**SHORT PROBLEM:**
Will you output the entries below exactly, skipping every image they contain?

**SUPPLIED DATA:**
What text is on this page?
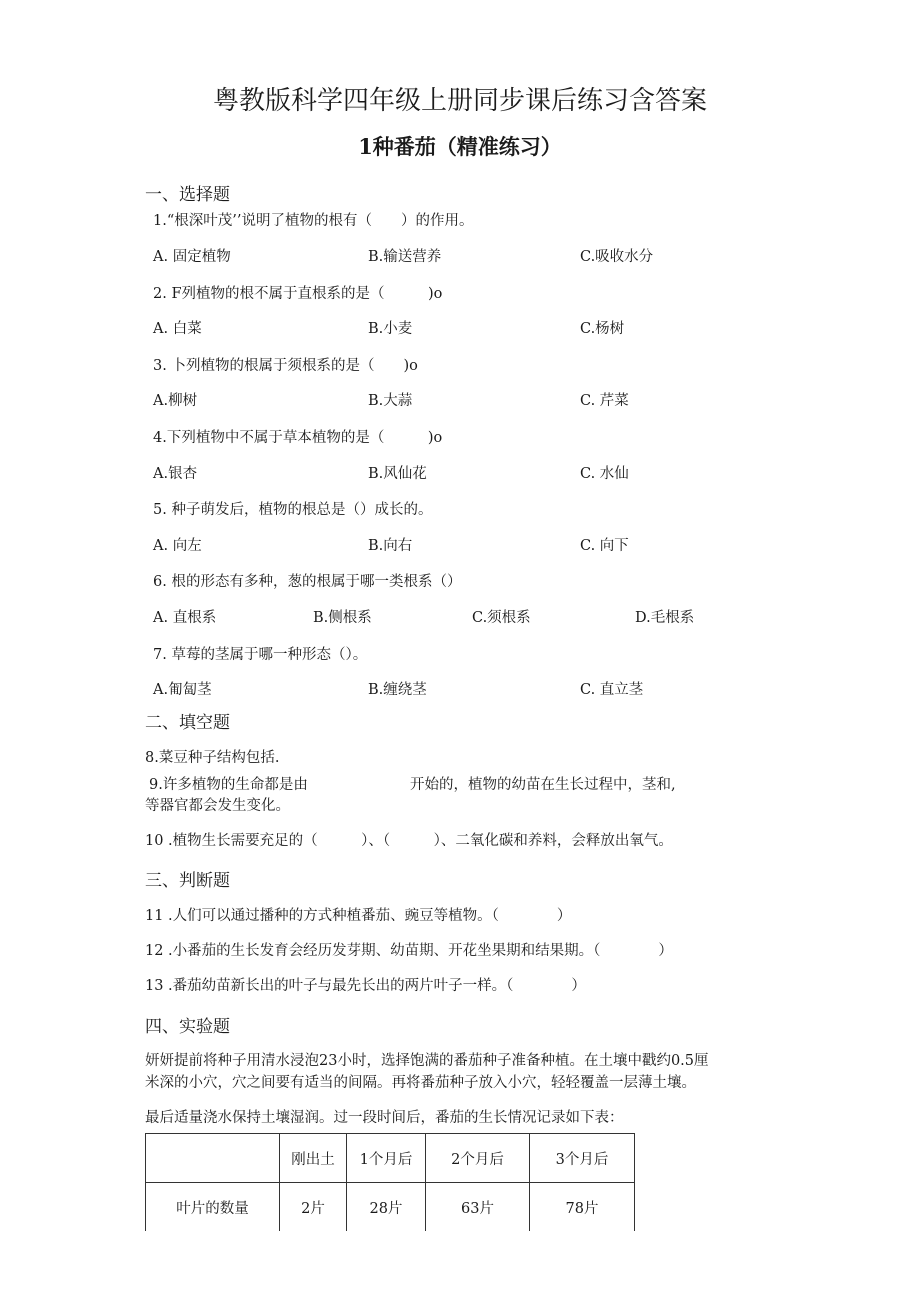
粤教版科学四年级上册同步课后练习含答案
1种番茄（精准练习）
一、选择题
1.“根深叶茂’’说明了植物的根有（　　）的作用。
A. 固定植物	B.输送营养	C.吸收水分
2. F列植物的根不属于直根系的是（　　　)o
A. 白菜	B.小麦	C.杨树
3. 卜列植物的根属于须根系的是（　　)o
A.柳树	B.大蒜	C. 芹菜
4.下列植物中不属于草本植物的是（　　　)o
A.银杏	B.风仙花	C. 水仙
5. 种子萌发后，植物的根总是（）成长的。
A. 向左	B.向右	C. 向下
6. 根的形态有多种，葱的根属于哪一类根系（）
A. 直根系	B.侧根系	C.须根系	D.毛根系
7. 草莓的茎属于哪一种形态（）。
A.匍匐茎	B.缠绕茎	C. 直立茎
二、填空题
8.菜豆种子结构包括.
9.许多植物的生命都是由	开始的，植物的幼苗在生长过程中，茎和,
等器官都会发生变化。
10 .植物生长需要充足的（　　　）、（　　　）、二氧化碳和养料，会释放出氧气。
三、判断题
11 .人们可以通过播种的方式种植番茄、豌豆等植物。（　　　　）
12 .小番茄的生长发育会经历发芽期、幼苗期、开花坐果期和结果期。（　　　　）
13 .番茄幼苗新长出的叶子与最先长出的两片叶子一样。（　　　　）
四、实验题
妍妍提前将种子用清水浸泡23小时，选择饱满的番茄种子准备种植。在土壤中戳约0.5厘
米深的小穴，穴之间要有适当的间隔。再将番茄种子放入小穴，轻轻覆盖一层薄土壤。
最后适量浇水保持土壤湿润。过一段时间后，番茄的生长情况记录如下表：
	刚出土	1个月后	2个月后	3个月后
叶片的数量	2片	28片	63片	78片
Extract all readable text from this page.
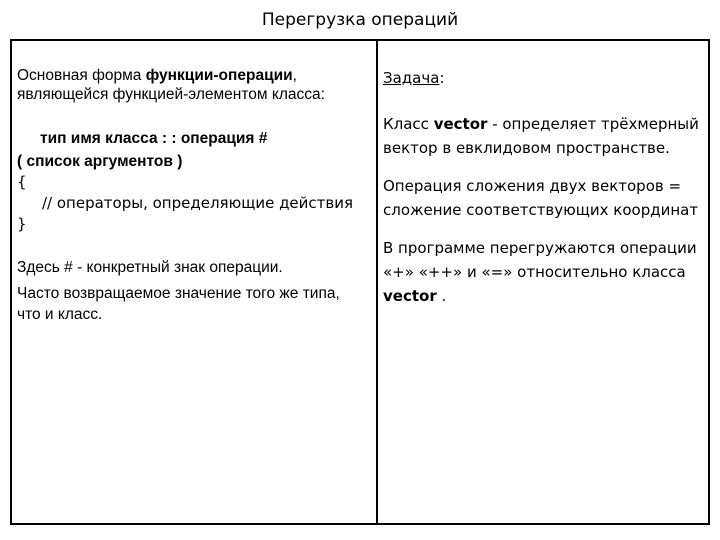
Перегрузка операций

Основная форма функции-операции, являющейся функцией-элементом класса:

тип имя класса : : операция #

( список аргументов )

{

// операторы, определяющие действия

}

Здесь # - конкретный знак операции.

Часто возвращаемое значение того же типа, что и класс.

Задача:

Класс vector - определяет трёхмерный вектор в евклидовом пространстве.

Операция сложения двух векторов = сложение соответствующих координат

В программе перегружаются операции «+» «++» и «=» относительно класса vector .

**COMPLETE RESPONSE:**
What text is on this page?
粤教版科学四年级上册同步课后练习含答案
1种番茄（精准练习）
一、选择题
1.“根深叶茂’’说明了植物的根有（　　）的作用。
A. 固定植物	B.输送营养	C.吸收水分
2. F列植物的根不属于直根系的是（　　　)o
A. 白菜	B.小麦	C.杨树
3. 卜列植物的根属于须根系的是（　　)o
A.柳树	B.大蒜	C. 芹菜
4.下列植物中不属于草本植物的是（　　　)o
A.银杏	B.风仙花	C. 水仙
5. 种子萌发后，植物的根总是（）成长的。
A. 向左	B.向右	C. 向下
6. 根的形态有多种，葱的根属于哪一类根系（）
A. 直根系	B.侧根系	C.须根系	D.毛根系
7. 草莓的茎属于哪一种形态（）。
A.匍匐茎	B.缠绕茎	C. 直立茎
二、填空题
8.菜豆种子结构包括.
9.许多植物的生命都是由	开始的，植物的幼苗在生长过程中，茎和,
等器官都会发生变化。
10 .植物生长需要充足的（　　　）、（　　　）、二氧化碳和养料，会释放出氧气。
三、判断题
11 .人们可以通过播种的方式种植番茄、豌豆等植物。（　　　　）
12 .小番茄的生长发育会经历发芽期、幼苗期、开花坐果期和结果期。（　　　　）
13 .番茄幼苗新长出的叶子与最先长出的两片叶子一样。（　　　　）
四、实验题
妍妍提前将种子用清水浸泡23小时，选择饱满的番茄种子准备种植。在土壤中戳约0.5厘
米深的小穴，穴之间要有适当的间隔。再将番茄种子放入小穴，轻轻覆盖一层薄土壤。
最后适量浇水保持土壤湿润。过一段时间后，番茄的生长情况记录如下表：
	刚出土	1个月后	2个月后	3个月后
叶片的数量	2片	28片	63片	78片
Extract all readable text from this page.
Перегрузка операций

Основная форма функции-операции, являющейся функцией-элементом класса:

тип имя класса : : операция #

( список аргументов )

{

// операторы, определяющие действия

}

Здесь # - конкретный знак операции.

Часто возвращаемое значение того же типа, что и класс.

Задача:

Класс vector - определяет трёхмерный вектор в евклидовом пространстве.

Операция сложения двух векторов = сложение соответствующих координат

В программе перегружаются операции «+» «++» и «=» относительно класса vector .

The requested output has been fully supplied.